# [DATASET ENTRIES]
================

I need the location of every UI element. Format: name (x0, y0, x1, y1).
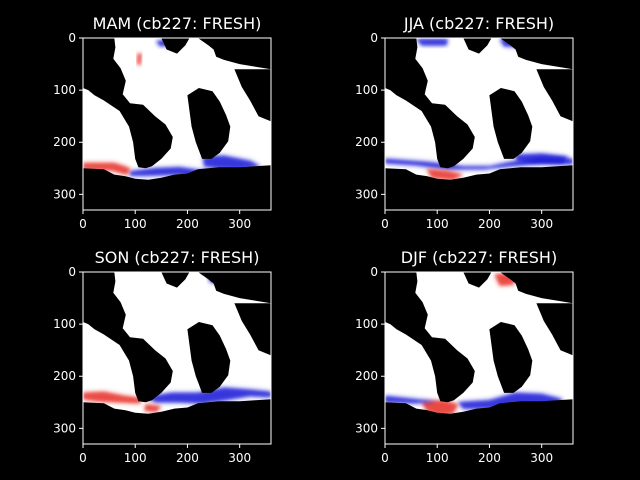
land-mask-greenland (161, 272, 190, 288)
land-mask-antarctica (385, 399, 573, 444)
y-tick-label: 100 (355, 83, 378, 97)
land-mask-greenland (161, 38, 190, 54)
subplot-title: SON (cb227: FRESH) (95, 248, 260, 267)
x-tick-label: 200 (478, 451, 501, 465)
anomaly-band-1 (458, 392, 563, 409)
land-mask-americas (83, 272, 173, 403)
axes-frame (82, 271, 272, 445)
subplot-title: JJA (cb227: FRESH) (403, 14, 554, 33)
x-tick-label: 300 (530, 451, 553, 465)
y-tick-label: 100 (53, 317, 76, 331)
x-tick-label: 200 (176, 451, 199, 465)
y-tick-label: 0 (68, 31, 76, 45)
y-tick-label: 200 (53, 369, 76, 383)
land-mask-africa (187, 322, 231, 393)
land-mask-americas (83, 38, 173, 169)
subplot-2: JJA (cb227: FRESH) 0 100 200 300 0 100 200 300 (355, 14, 574, 231)
x-tick-label: 200 (176, 217, 199, 231)
subplot-1: MAM (cb227: FRESH) 0 100 200 300 0 100 200 300 (53, 14, 272, 231)
subplot-4: DJF (cb227: FRESH) 0 100 200 300 0 100 200 300 (355, 248, 574, 465)
y-tick-label: 300 (355, 187, 378, 201)
y-tick-label: 200 (355, 369, 378, 383)
x-tick-label: 100 (426, 217, 449, 231)
land-mask-antarctica (385, 165, 573, 210)
land-mask-africa (489, 322, 533, 393)
y-tick-label: 300 (53, 421, 76, 435)
anomaly-band-3 (426, 169, 464, 180)
land-mask-europe (499, 38, 573, 70)
heatmap-field (83, 272, 271, 444)
subplot-3: SON (cb227: FRESH) 0 100 200 300 0 100 200 300 (53, 248, 272, 465)
land-mask-mideast (234, 69, 271, 122)
x-tick-label: 100 (426, 451, 449, 465)
land-mask-antarctica (83, 165, 271, 210)
anomaly-band-3 (385, 396, 438, 404)
x-tick-label: 100 (124, 217, 147, 231)
x-tick-label: 0 (381, 217, 389, 231)
y-tick-label: 0 (370, 265, 378, 279)
x-tick-label: 100 (124, 451, 147, 465)
anomaly-band-3 (83, 163, 130, 175)
land-mask-europe (197, 272, 271, 304)
land-mask-antarctica (83, 399, 271, 444)
anomaly-band-2 (83, 391, 141, 404)
axes-frame (82, 37, 272, 211)
x-tick-label: 300 (228, 217, 251, 231)
x-tick-label: 200 (478, 217, 501, 231)
y-tick-label: 300 (53, 187, 76, 201)
y-tick-label: 200 (53, 135, 76, 149)
land-mask-mideast (536, 303, 573, 356)
heatmap-field (83, 38, 271, 210)
x-tick-label: 300 (530, 217, 553, 231)
heatmap-field (385, 272, 573, 444)
land-mask-africa (489, 88, 533, 159)
anomaly-band-5 (137, 53, 142, 66)
anomaly-band-1 (145, 387, 271, 404)
subplot-title: DJF (cb227: FRESH) (401, 248, 557, 267)
anomaly-band-2 (203, 155, 261, 170)
land-mask-europe (499, 272, 573, 304)
land-mask-europe (197, 38, 271, 70)
x-tick-label: 0 (79, 217, 87, 231)
land-mask-africa (187, 88, 231, 159)
axes-frame (384, 271, 574, 445)
land-mask-americas (385, 272, 475, 403)
y-tick-label: 200 (355, 135, 378, 149)
anomaly-band-3 (144, 404, 162, 412)
axes-frame (384, 37, 574, 211)
x-tick-label: 300 (228, 451, 251, 465)
heatmap-field (385, 38, 573, 210)
anomaly-band-4 (416, 39, 448, 46)
y-tick-label: 300 (355, 421, 378, 435)
anomaly-band-2 (515, 153, 568, 164)
y-tick-label: 0 (68, 265, 76, 279)
land-mask-greenland (463, 38, 492, 54)
subplot-title: MAM (cb227: FRESH) (93, 14, 262, 33)
x-tick-label: 0 (381, 451, 389, 465)
land-mask-greenland (463, 272, 492, 288)
x-tick-label: 0 (79, 451, 87, 465)
land-mask-americas (385, 38, 475, 169)
y-tick-label: 100 (53, 83, 76, 97)
y-tick-label: 0 (370, 31, 378, 45)
y-tick-label: 100 (355, 317, 378, 331)
land-mask-mideast (536, 69, 573, 122)
land-mask-mideast (234, 303, 271, 356)
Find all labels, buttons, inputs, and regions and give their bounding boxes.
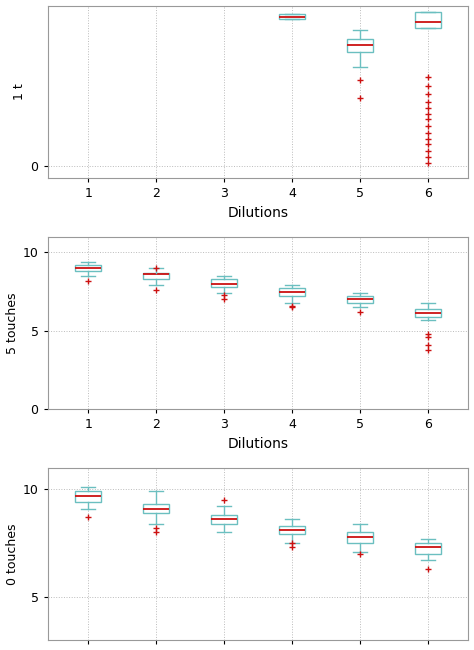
FancyBboxPatch shape bbox=[347, 296, 373, 302]
Y-axis label: 5 touches: 5 touches bbox=[6, 292, 18, 354]
FancyBboxPatch shape bbox=[279, 526, 305, 534]
FancyBboxPatch shape bbox=[279, 289, 305, 296]
X-axis label: Dilutions: Dilutions bbox=[228, 206, 289, 220]
Y-axis label: 0 touches: 0 touches bbox=[6, 523, 18, 584]
FancyBboxPatch shape bbox=[211, 279, 237, 287]
FancyBboxPatch shape bbox=[415, 309, 441, 317]
FancyBboxPatch shape bbox=[415, 12, 441, 28]
FancyBboxPatch shape bbox=[415, 543, 441, 554]
FancyBboxPatch shape bbox=[347, 39, 373, 53]
FancyBboxPatch shape bbox=[279, 14, 305, 19]
FancyBboxPatch shape bbox=[143, 504, 169, 513]
FancyBboxPatch shape bbox=[75, 265, 101, 271]
FancyBboxPatch shape bbox=[143, 272, 169, 279]
FancyBboxPatch shape bbox=[347, 532, 373, 543]
FancyBboxPatch shape bbox=[211, 515, 237, 524]
X-axis label: Dilutions: Dilutions bbox=[228, 437, 289, 451]
Y-axis label: 1 t: 1 t bbox=[13, 84, 27, 100]
FancyBboxPatch shape bbox=[75, 491, 101, 502]
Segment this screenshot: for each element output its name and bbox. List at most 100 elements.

================

# [WHAT YOU ARE ASKED TO DO]
Rewrite every item above, changing each "FRESH" to "CONTROL" and leaving everything else the same. Don't include the pictures.

# [EXERCISE RESPONSE]
I need the location of every UI element. Format: name (x0, y0, x1, y1).
land-mask-greenland (161, 272, 190, 288)
land-mask-antarctica (385, 399, 573, 444)
y-tick-label: 100 (355, 83, 378, 97)
land-mask-greenland (161, 38, 190, 54)
subplot-title: SON (cb227: CONTROL) (95, 248, 260, 267)
x-tick-label: 200 (478, 451, 501, 465)
anomaly-band-1 (458, 392, 563, 409)
land-mask-americas (83, 272, 173, 403)
axes-frame (82, 271, 272, 445)
subplot-title: JJA (cb227: CONTROL) (403, 14, 554, 33)
x-tick-label: 300 (530, 451, 553, 465)
y-tick-label: 100 (53, 317, 76, 331)
x-tick-label: 200 (176, 451, 199, 465)
y-tick-label: 0 (68, 31, 76, 45)
y-tick-label: 200 (53, 369, 76, 383)
land-mask-africa (187, 322, 231, 393)
land-mask-americas (83, 38, 173, 169)
subplot-2: JJA (cb227: CONTROL) 0 100 200 300 0 100 200 300 (355, 14, 574, 231)
x-tick-label: 200 (176, 217, 199, 231)
subplot-1: MAM (cb227: CONTROL) 0 100 200 300 0 100 200 300 (53, 14, 272, 231)
subplot-4: DJF (cb227: CONTROL) 0 100 200 300 0 100 200 300 (355, 248, 574, 465)
y-tick-label: 300 (355, 187, 378, 201)
y-tick-label: 200 (355, 369, 378, 383)
x-tick-label: 100 (426, 217, 449, 231)
land-mask-antarctica (385, 165, 573, 210)
land-mask-africa (489, 322, 533, 393)
y-tick-label: 300 (53, 421, 76, 435)
anomaly-band-3 (426, 169, 464, 180)
land-mask-europe (499, 38, 573, 70)
heatmap-field (83, 272, 271, 444)
subplot-3: SON (cb227: CONTROL) 0 100 200 300 0 100 200 300 (53, 248, 272, 465)
land-mask-mideast (234, 69, 271, 122)
x-tick-label: 100 (426, 451, 449, 465)
land-mask-antarctica (83, 165, 271, 210)
anomaly-band-3 (385, 396, 438, 404)
x-tick-label: 100 (124, 217, 147, 231)
x-tick-label: 0 (381, 217, 389, 231)
y-tick-label: 0 (370, 265, 378, 279)
x-tick-label: 100 (124, 451, 147, 465)
anomaly-band-3 (83, 163, 130, 175)
land-mask-europe (197, 272, 271, 304)
land-mask-antarctica (83, 399, 271, 444)
anomaly-band-2 (83, 391, 141, 404)
axes-frame (82, 37, 272, 211)
x-tick-label: 300 (228, 217, 251, 231)
x-tick-label: 200 (478, 217, 501, 231)
y-tick-label: 300 (53, 187, 76, 201)
y-tick-label: 200 (53, 135, 76, 149)
land-mask-mideast (536, 303, 573, 356)
heatmap-field (83, 38, 271, 210)
x-tick-label: 300 (530, 217, 553, 231)
heatmap-field (385, 272, 573, 444)
land-mask-africa (489, 88, 533, 159)
anomaly-band-5 (137, 53, 142, 66)
anomaly-band-1 (145, 387, 271, 404)
subplot-title: DJF (cb227: CONTROL) (401, 248, 557, 267)
anomaly-band-2 (203, 155, 261, 170)
land-mask-europe (499, 272, 573, 304)
land-mask-europe (197, 38, 271, 70)
x-tick-label: 0 (79, 217, 87, 231)
land-mask-africa (187, 88, 231, 159)
axes-frame (384, 271, 574, 445)
land-mask-americas (385, 272, 475, 403)
y-tick-label: 200 (355, 135, 378, 149)
anomaly-band-3 (144, 404, 162, 412)
axes-frame (384, 37, 574, 211)
x-tick-label: 300 (228, 451, 251, 465)
heatmap-field (385, 38, 573, 210)
anomaly-band-4 (416, 39, 448, 46)
y-tick-label: 300 (355, 421, 378, 435)
anomaly-band-2 (515, 153, 568, 164)
y-tick-label: 0 (68, 265, 76, 279)
land-mask-greenland (463, 38, 492, 54)
subplot-title: MAM (cb227: CONTROL) (93, 14, 262, 33)
x-tick-label: 0 (381, 451, 389, 465)
land-mask-greenland (463, 272, 492, 288)
x-tick-label: 0 (79, 451, 87, 465)
land-mask-americas (385, 38, 475, 169)
y-tick-label: 100 (53, 83, 76, 97)
y-tick-label: 0 (370, 31, 378, 45)
y-tick-label: 100 (355, 317, 378, 331)
land-mask-mideast (536, 69, 573, 122)
land-mask-mideast (234, 303, 271, 356)
Find all labels, buttons, inputs, and regions and give their bounding boxes.
FancyBboxPatch shape bbox=[347, 296, 373, 302]
Y-axis label: 5 touches: 5 touches bbox=[6, 292, 18, 354]
FancyBboxPatch shape bbox=[279, 526, 305, 534]
FancyBboxPatch shape bbox=[279, 289, 305, 296]
X-axis label: Dilutions: Dilutions bbox=[228, 206, 289, 220]
Y-axis label: 0 touches: 0 touches bbox=[6, 523, 18, 584]
FancyBboxPatch shape bbox=[211, 279, 237, 287]
FancyBboxPatch shape bbox=[415, 309, 441, 317]
FancyBboxPatch shape bbox=[415, 12, 441, 28]
FancyBboxPatch shape bbox=[415, 543, 441, 554]
FancyBboxPatch shape bbox=[347, 39, 373, 53]
FancyBboxPatch shape bbox=[279, 14, 305, 19]
FancyBboxPatch shape bbox=[143, 504, 169, 513]
FancyBboxPatch shape bbox=[75, 265, 101, 271]
FancyBboxPatch shape bbox=[143, 272, 169, 279]
FancyBboxPatch shape bbox=[347, 532, 373, 543]
FancyBboxPatch shape bbox=[211, 515, 237, 524]
X-axis label: Dilutions: Dilutions bbox=[228, 437, 289, 451]
Y-axis label: 1 t: 1 t bbox=[13, 84, 27, 100]
FancyBboxPatch shape bbox=[75, 491, 101, 502]
Segment this screenshot: for each element output its name and bbox. List at most 100 elements.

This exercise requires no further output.